Start Text provided

Smooth Adoption Through Planning and Community Collaboration
DiDi’s migration to Ozone was meticulous and deliberate. Engineers ensured data consistency with DistCp COMPOSITE_CRC checksums, implemented dual-write for rollback safety, and validated end-to-end compatibility with Hadoop, Apache Spark™, and S3 APIs.
The company also leaned heavily on the Apache Ozone open source community—which contribute bug fixes, performance enhancements, and feedback that benefit all users.
“The open source community was instrumental in our success—we gained support, shared knowledge, and received bug fixes that help everyone,” said Shilun Fan, DiDi’s storage leadership.
DiDi engineers even became active contributors, helping resolve issues such as metadata inconsistencies and Erasure Coding container handling. The collaboration ultimately strengthened both DiDi’s deployment and the broader Ozone ecosystem.
Technical Highlights
- Storage savings: Hundreds of petabytes saved through Erasure Coding (6-3).
- Read efficiency: 20%+ improvement from OM follower reads and NVMe caching.

End Text provided

• Written instruction 1:
Format the records, starting at their first line and ending with the line containing "32, 140, 146]" (both included), as a Markdown table with the columns "No." and "Line". Number each row and omit blank lines.
The records bear no relation to the text.

Start Raw data

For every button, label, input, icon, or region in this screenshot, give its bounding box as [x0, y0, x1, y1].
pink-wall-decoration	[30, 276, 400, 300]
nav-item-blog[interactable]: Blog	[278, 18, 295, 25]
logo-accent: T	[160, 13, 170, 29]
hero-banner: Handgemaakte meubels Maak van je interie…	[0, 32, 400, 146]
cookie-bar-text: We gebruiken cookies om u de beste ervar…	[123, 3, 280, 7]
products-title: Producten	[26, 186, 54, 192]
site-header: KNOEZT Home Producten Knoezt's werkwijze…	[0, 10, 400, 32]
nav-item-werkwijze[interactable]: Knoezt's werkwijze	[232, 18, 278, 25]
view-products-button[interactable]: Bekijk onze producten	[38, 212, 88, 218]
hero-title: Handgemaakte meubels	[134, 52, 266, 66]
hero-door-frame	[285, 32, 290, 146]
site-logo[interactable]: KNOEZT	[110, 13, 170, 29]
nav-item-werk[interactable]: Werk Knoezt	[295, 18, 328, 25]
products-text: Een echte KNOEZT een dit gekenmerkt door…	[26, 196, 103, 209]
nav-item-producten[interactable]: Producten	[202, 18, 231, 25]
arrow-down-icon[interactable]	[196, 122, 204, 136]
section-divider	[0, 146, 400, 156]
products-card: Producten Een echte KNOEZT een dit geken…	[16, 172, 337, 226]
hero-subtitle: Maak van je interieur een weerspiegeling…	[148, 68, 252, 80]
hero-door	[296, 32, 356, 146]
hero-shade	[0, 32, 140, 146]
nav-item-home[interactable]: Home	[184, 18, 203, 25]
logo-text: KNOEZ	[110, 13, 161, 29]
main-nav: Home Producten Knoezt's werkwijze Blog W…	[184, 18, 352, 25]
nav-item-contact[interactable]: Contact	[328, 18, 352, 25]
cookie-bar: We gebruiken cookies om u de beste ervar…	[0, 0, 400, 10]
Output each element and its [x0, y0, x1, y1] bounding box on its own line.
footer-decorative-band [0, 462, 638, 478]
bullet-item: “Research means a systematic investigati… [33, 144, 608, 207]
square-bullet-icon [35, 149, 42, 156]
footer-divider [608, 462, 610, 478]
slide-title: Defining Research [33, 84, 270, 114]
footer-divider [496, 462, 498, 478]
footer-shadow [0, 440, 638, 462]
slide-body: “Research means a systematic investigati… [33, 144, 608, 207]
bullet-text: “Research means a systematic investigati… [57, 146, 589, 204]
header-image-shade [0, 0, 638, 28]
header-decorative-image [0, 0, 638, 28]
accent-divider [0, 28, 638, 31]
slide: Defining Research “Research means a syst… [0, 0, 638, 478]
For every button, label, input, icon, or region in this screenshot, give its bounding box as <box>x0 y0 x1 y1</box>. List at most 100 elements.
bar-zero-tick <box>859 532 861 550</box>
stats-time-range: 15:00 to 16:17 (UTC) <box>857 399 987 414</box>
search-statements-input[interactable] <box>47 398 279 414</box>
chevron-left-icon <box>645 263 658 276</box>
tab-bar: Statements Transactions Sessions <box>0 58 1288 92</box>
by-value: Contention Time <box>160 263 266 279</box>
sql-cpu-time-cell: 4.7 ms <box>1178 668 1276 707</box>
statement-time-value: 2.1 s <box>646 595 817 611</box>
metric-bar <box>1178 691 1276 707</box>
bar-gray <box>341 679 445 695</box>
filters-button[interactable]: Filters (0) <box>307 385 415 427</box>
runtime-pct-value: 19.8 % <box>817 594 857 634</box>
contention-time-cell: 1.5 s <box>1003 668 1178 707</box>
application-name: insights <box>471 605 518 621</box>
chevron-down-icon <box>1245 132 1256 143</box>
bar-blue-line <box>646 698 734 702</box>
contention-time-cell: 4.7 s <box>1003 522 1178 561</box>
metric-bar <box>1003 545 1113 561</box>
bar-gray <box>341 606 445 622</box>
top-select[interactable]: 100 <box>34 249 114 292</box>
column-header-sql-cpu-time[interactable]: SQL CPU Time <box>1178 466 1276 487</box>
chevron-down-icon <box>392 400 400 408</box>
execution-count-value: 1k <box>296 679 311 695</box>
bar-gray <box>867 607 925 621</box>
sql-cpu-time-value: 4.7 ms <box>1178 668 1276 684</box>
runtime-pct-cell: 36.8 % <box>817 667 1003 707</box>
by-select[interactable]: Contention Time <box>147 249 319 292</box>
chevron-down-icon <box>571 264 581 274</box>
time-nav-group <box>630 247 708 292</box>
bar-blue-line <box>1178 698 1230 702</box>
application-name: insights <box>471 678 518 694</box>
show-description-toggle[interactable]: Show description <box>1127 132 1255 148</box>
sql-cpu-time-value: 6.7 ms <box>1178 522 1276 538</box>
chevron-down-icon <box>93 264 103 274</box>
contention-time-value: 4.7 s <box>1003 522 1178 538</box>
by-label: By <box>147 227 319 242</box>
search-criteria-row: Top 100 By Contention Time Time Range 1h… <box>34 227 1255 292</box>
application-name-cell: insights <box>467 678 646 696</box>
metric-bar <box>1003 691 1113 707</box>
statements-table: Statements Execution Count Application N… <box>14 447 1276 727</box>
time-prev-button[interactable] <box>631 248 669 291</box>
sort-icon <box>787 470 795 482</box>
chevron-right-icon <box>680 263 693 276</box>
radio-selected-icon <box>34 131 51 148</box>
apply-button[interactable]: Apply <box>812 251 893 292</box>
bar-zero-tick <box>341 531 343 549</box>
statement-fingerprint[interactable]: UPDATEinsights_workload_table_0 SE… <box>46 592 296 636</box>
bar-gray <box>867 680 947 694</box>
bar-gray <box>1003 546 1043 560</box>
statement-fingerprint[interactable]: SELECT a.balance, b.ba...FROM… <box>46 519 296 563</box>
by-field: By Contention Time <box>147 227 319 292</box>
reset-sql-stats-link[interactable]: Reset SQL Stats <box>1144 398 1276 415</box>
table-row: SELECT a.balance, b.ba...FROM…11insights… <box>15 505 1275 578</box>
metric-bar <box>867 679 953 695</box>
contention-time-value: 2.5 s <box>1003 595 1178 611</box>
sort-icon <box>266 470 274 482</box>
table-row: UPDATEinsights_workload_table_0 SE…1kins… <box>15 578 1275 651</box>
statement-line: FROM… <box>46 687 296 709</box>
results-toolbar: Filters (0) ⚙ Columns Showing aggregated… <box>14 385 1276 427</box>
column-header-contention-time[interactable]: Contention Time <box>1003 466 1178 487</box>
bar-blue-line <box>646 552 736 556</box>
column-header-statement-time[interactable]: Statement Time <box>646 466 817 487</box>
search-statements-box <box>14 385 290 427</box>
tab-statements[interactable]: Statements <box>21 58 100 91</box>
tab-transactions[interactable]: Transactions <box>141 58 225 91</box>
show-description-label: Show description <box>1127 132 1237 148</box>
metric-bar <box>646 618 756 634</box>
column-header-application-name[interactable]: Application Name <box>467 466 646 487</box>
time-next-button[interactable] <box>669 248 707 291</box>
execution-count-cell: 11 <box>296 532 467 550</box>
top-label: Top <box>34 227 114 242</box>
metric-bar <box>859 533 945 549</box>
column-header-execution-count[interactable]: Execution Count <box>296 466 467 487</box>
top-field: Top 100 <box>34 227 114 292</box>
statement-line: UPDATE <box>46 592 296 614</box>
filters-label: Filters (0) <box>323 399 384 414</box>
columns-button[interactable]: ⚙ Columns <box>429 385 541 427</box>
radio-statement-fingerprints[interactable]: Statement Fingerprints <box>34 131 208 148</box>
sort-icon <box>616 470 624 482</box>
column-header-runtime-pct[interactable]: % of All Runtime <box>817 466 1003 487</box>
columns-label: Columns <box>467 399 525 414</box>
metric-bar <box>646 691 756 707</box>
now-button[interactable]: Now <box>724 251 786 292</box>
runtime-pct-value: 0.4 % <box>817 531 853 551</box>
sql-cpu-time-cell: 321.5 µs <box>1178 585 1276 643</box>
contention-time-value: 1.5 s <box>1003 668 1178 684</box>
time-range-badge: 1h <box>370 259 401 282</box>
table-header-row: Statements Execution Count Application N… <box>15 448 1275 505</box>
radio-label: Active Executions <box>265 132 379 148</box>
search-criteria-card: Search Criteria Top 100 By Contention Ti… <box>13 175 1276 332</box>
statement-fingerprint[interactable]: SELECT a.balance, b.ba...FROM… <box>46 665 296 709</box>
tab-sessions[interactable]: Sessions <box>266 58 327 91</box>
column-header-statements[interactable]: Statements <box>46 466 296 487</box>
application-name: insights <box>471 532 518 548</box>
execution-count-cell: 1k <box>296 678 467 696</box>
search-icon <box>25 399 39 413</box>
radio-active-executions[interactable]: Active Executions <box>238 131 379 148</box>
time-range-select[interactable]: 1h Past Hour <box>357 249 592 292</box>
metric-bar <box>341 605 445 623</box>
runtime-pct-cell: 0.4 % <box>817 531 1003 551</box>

End Raw data

• Written instruction 2:
Quote the entire text on DiDi's migration to Ozone word for word.

• Final answer 1:
| No. | Line |
|---|---|
| 1 | For every button, label, input, icon, or region in this screenshot, give its bounding box as [x0, y0, x1, y1]. |
| 2 | pink-wall-decoration	[30, 276, 400, 300] |
| 3 | nav-item-blog[interactable]: Blog	[278, 18, 295, 25] |
| 4 | logo-accent: T	[160, 13, 170, 29] |
| 5 | hero-banner: Handgemaakte meubels Maak van je interie…	[0, 32, 400, 146] |
| 6 | cookie-bar-text: We gebruiken cookies om u de beste ervar…	[123, 3, 280, 7] |
| 7 | products-title: Producten	[26, 186, 54, 192] |
| 8 | site-header: KNOEZT Home Producten Knoezt's werkwijze…	[0, 10, 400, 32] |
| 9 | nav-item-werkwijze[interactable]: Knoezt's werkwijze	[232, 18, 278, 25] |
| 10 | view-products-button[interactable]: Bekijk onze producten	[38, 212, 88, 218] |
| 11 | hero-title: Handgemaakte meubels	[134, 52, 266, 66] |
| 12 | hero-door-frame	[285, 32, 290, 146] |
| 13 | site-logo[interactable]: KNOEZT	[110, 13, 170, 29] |
| 14 | nav-item-werk[interactable]: Werk Knoezt	[295, 18, 328, 25] |
| 15 | products-text: Een echte KNOEZT een dit gekenmerkt door…	[26, 196, 103, 209] |
| 16 | nav-item-producten[interactable]: Producten	[202, 18, 231, 25] |
| 17 | arrow-down-icon[interactable]	[196, 122, 204, 136] |
| 18 | section-divider	[0, 146, 400, 156] |
| 19 | products-card: Producten Een echte KNOEZT een dit geken…	[16, 172, 337, 226] |
| 20 | hero-subtitle: Maak van je interieur een weerspiegeling…	[148, 68, 252, 80] |
| 21 | hero-door	[296, 32, 356, 146] |
| 22 | hero-shade	[0, 32, 140, 146] |

• Final answer 2:
Smooth Adoption Through Planning and Community Collaboration
DiDi’s migration to Ozone was meticulous and deliberate. Engineers ensured data consistency with DistCp COMPOSITE_CRC checksums, implemented dual-write for rollback safety, and validated end-to-end compatibility with Hadoop, Apache Spark™, and S3 APIs.
The company also leaned heavily on the Apache Ozone open source community—which contribute bug fixes, performance enhancements, and feedback that benefit all users.
“The open source community was instrumental in our success—we gained support, shared knowledge, and received bug fixes that help everyone,” said Shilun Fan, DiDi’s storage leadership.
DiDi engineers even became active contributors, helping resolve issues such as metadata inconsistencies and Erasure Coding container handling. The collaboration ultimately strengthened both DiDi’s deployment and the broader Ozone ecosystem.
Technical Highlights
- Storage savings: Hundreds of petabytes saved through Erasure Coding (6-3).
- Read efficiency: 20%+ improvement from OM follower reads and NVMe caching.